§ YOUR TASK: Among the records below, find each line that includes the string "kasintahan" and copy it.

§ SUPPLIED MATERIAL:
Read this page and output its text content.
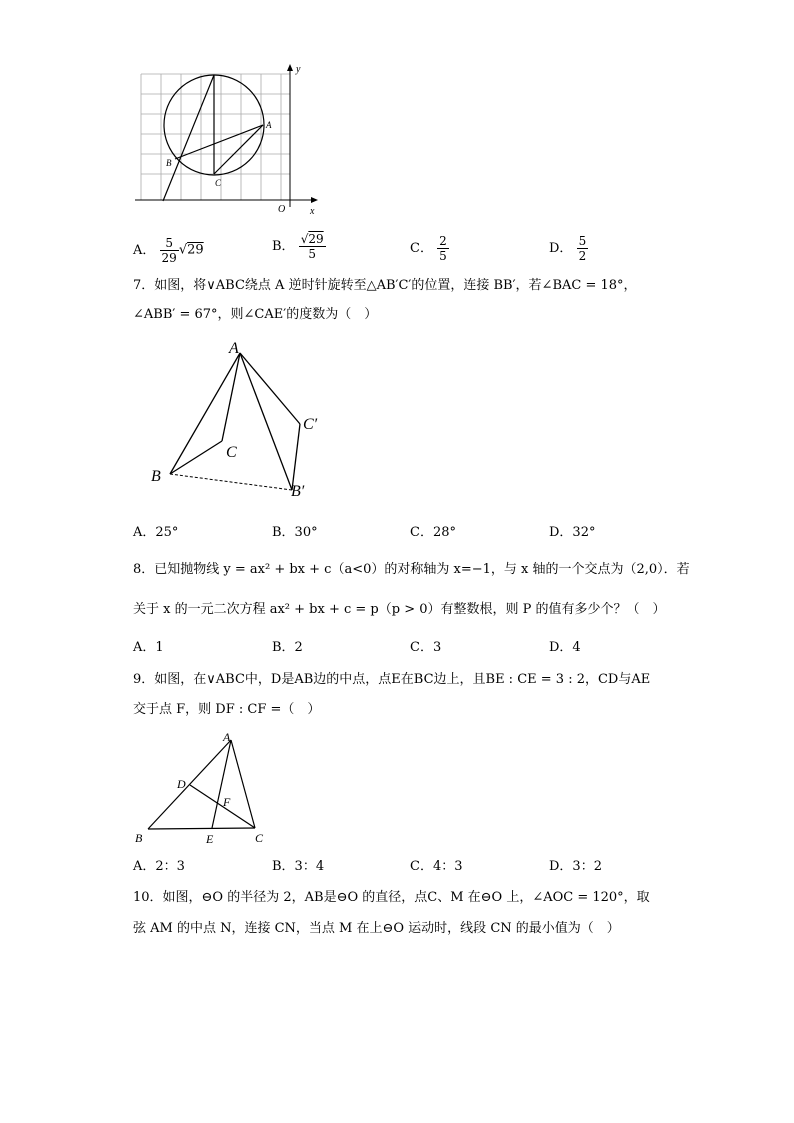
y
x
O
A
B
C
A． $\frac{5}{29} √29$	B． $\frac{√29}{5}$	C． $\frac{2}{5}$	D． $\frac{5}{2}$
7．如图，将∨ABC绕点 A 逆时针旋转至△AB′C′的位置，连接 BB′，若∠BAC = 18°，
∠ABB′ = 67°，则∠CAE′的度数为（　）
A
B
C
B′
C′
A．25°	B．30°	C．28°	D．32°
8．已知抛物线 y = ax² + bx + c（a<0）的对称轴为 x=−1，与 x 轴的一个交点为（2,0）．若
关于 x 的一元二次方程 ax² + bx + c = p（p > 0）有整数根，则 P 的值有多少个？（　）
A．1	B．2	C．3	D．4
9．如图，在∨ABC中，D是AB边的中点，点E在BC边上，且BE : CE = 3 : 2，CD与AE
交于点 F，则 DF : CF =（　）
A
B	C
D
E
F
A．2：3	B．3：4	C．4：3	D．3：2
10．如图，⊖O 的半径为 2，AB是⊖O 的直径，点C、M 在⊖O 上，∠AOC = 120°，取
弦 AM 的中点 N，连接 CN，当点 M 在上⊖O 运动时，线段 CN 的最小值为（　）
...
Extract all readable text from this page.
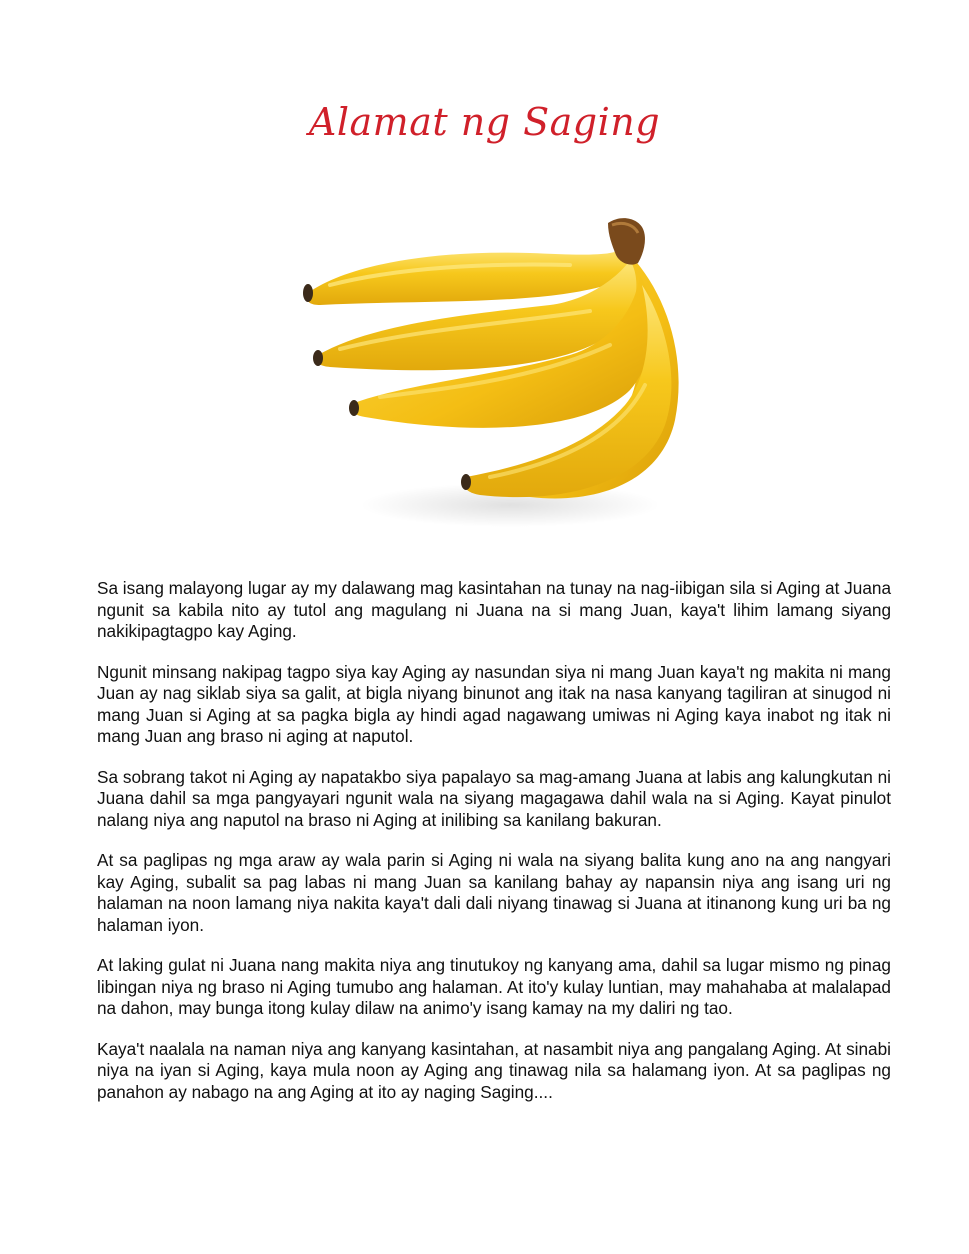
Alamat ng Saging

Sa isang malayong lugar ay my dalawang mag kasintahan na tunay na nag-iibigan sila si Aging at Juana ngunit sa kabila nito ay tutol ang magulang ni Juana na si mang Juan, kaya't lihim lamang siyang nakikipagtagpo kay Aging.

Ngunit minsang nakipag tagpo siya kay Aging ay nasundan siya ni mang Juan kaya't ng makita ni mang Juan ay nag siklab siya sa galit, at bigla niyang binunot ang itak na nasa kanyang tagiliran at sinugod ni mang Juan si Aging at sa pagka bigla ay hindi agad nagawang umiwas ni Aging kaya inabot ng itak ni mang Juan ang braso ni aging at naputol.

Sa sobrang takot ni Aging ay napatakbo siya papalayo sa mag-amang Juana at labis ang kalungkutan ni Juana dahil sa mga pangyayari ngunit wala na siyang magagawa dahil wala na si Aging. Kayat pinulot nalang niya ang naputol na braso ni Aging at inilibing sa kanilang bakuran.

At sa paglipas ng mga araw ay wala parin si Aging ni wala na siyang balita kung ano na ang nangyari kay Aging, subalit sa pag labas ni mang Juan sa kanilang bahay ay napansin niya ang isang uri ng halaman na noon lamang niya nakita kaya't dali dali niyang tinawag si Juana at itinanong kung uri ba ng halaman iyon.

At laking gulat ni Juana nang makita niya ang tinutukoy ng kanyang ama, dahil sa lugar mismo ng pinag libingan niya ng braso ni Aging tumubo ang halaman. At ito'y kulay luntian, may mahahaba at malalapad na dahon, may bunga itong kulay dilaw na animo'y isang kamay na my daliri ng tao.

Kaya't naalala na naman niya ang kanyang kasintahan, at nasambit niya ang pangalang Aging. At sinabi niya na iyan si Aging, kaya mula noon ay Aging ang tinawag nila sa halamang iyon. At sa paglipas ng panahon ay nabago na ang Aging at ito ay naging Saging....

§ PROBLEM SOLUTION:
Sa isang malayong lugar ay my dalawang mag kasintahan na tunay na nag-iibigan sila si Aging at Juana ngunit sa kabila nito ay tutol ang magulang ni Juana na si mang Juan, kaya't lihim lamang siyang nakikipagtagpo kay Aging.
Kaya't naalala na naman niya ang kanyang kasintahan, at nasambit niya ang pangalang Aging. At sinabi niya na iyan si Aging, kaya mula noon ay Aging ang tinawag nila sa halamang iyon. At sa paglipas ng panahon ay nabago na ang Aging at ito ay naging Saging....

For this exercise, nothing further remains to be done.